### Text passage
Gentlemen were followed in the streets by their servants, who carried their master's sword. Their dress was blue, with the master's badge in silver on the left arm.

The pages of Stow, Harrison, Hall, Greene, and Nash contain not only glimpses, but also set pictures of the time, from which extracts by the hundred might be made. There are the awful examples, for instance, of Sir John Champneys, Alderman and Lord Mayor, and Richard Wethell, citizen and tailor. Both these persons built high towers to their houses to show their pride and to look down upon their neighbors—one is reminded of the huge leaning towers in Bologna. What happened? The first went blind, so that though he might climb his tower he could see nothing. The second was afflicted with gout in hands and feet, so that he could not walk, much less climb his tower. Stubbes has other instances of judgments, particularly the terrible fate of the girl who invoked the devil to help her with her ruff.

### Supplied data
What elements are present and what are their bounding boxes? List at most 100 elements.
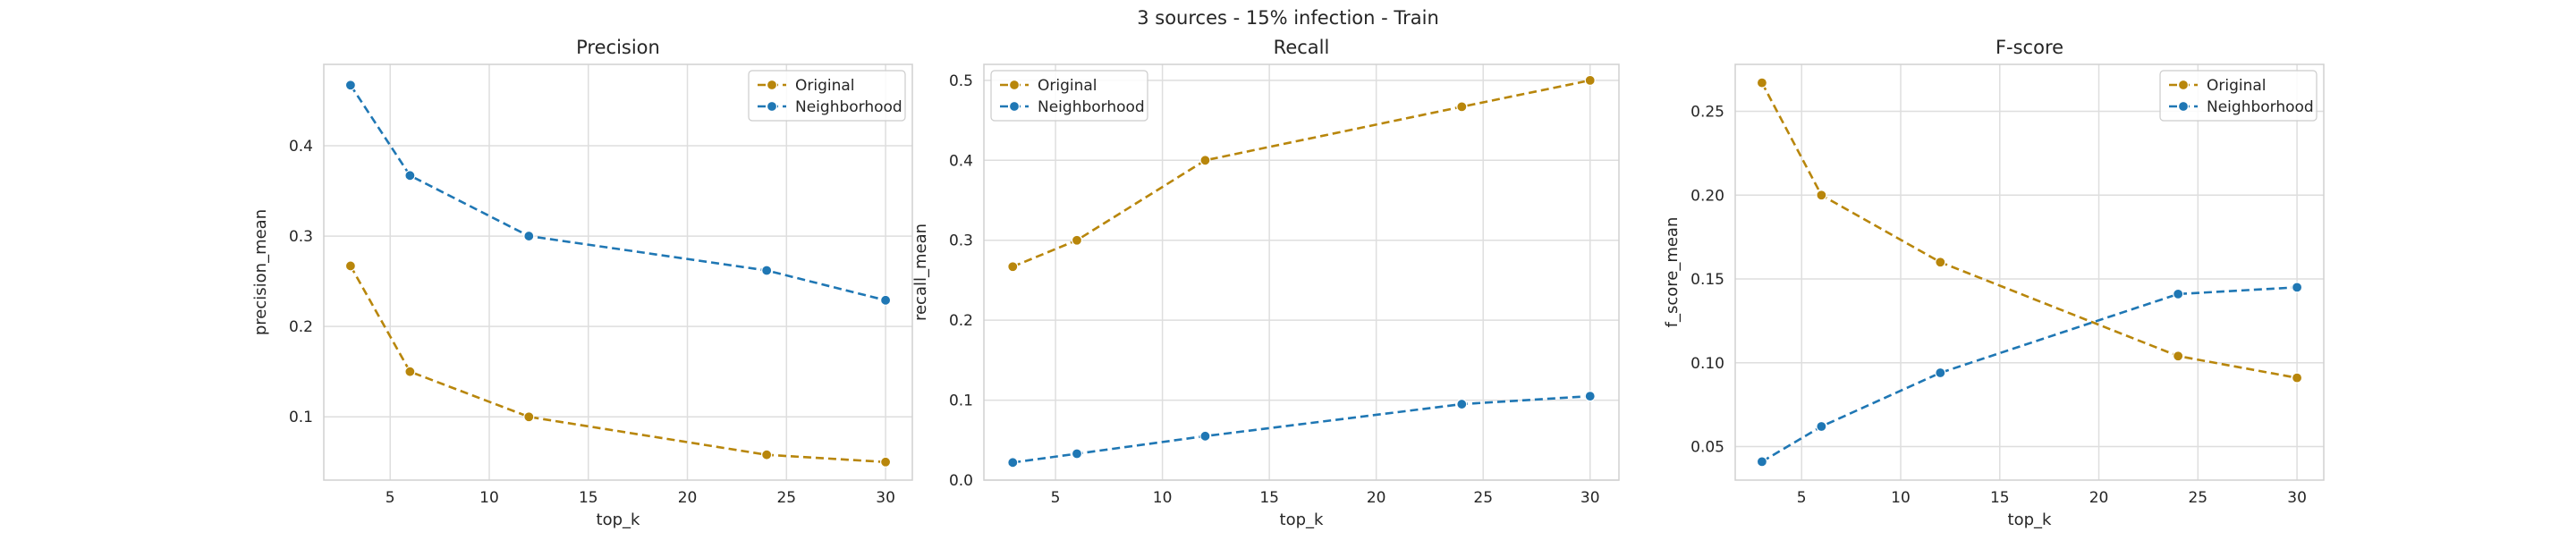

### To do
a - After the lines, set down the stretch of the passage on servants and proud tower builders from "The pages of" through "with her ruff.", word for word.
b - Continue the passage on servants and proud tower builders from the point where it stops.

### Responses in order
a -
The pages of Stow, Harrison, Hall, Greene, and Nash contain not only glimpses, but also set pictures of the time, from which extracts by the hundred might be made. There are the awful examples, for instance, of Sir John Champneys, Alderman and Lord Mayor, and Richard Wethell, citizen and tailor. Both these persons built high towers to their houses to show their pride and to look down upon their neighbors—one is reminded of the huge leaning towers in Bologna. What happened? The first went blind, so that though he might climb his tower he could see nothing. The second was afflicted with gout in hands and feet, so that he could not walk, much less climb his tower. Stubbes has other instances of judgments, particularly the terrible fate of the girl who invoked the devil to help her with her ruff.

b -
Here is a curious little story. It happened in the reign of King James. One day, in Bishopsgate Ward, a poor man, named Richard Atkinson, going to remove a heap of sea-coal ashes in his wheelbarrow, discovered lying in the ashes the body of a newly-born child. It was still breathing, and he carried it to his wife, who washed and fed it and restored it to life. The child was a goodly and well-formed boy, strong and well-featured, without blemish or harm upon it. They christened the child at St. Helen's Church, by a name which should cause him to remember, all through his life, his very remarkable origin. They called him, in fact, Job Cinere Extractus. A noble name, for the sake of which alone he should have lived. What an ancestor to have had! How delightful to be a Cinere Extractus! Who would not wish to belong to such a family, and to point to the ash-heap as the origin of the first Cinere Extractus? Nothing like it in history since the creation of Adam himself. What a coat of arms! A shield azure, an ash-heap proper, with supporters of two dustmen with shovels; crest a sieve; motto, like that of the Courtenays, "from what heights descended?" But alas! poor little Job Cinere Extractus died three days afterwards, and now lies buried in St. Helen's church-yard, without even a monument.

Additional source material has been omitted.